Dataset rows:

[Start]

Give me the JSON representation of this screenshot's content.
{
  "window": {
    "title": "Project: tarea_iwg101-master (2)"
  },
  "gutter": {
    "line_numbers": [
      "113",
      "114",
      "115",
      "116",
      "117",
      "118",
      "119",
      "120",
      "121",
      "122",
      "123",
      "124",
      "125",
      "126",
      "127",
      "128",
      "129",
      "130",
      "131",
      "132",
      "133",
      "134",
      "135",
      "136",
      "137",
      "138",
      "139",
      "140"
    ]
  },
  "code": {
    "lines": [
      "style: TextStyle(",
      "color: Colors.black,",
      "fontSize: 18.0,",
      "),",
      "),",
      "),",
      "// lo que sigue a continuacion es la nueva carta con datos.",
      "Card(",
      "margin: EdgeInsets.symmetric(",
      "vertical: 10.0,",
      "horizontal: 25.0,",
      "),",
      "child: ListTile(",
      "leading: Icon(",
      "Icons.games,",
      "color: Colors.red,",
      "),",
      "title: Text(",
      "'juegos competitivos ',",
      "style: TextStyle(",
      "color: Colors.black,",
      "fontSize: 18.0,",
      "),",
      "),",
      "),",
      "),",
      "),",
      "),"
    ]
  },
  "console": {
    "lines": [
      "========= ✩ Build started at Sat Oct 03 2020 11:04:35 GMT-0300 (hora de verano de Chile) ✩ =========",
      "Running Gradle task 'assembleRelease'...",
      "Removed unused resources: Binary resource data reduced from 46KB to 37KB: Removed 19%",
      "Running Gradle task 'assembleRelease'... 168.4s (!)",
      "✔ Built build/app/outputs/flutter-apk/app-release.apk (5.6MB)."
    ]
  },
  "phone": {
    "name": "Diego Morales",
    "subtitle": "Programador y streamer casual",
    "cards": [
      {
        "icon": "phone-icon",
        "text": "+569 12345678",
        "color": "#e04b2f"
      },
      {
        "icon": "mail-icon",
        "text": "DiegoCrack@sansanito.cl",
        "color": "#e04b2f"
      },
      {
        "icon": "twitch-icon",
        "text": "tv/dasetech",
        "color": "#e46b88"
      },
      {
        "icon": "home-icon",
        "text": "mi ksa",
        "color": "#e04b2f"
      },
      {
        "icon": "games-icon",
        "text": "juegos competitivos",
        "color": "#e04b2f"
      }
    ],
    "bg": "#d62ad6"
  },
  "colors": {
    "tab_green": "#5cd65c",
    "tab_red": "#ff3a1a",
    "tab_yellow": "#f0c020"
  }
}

[End]

YOUR GOAL: Copy each line of the records that contains the word "task".

REPLY:
      "Running Gradle task 'assembleRelease'...",
      "Running Gradle task 'assembleRelease'... 168.4s (!)",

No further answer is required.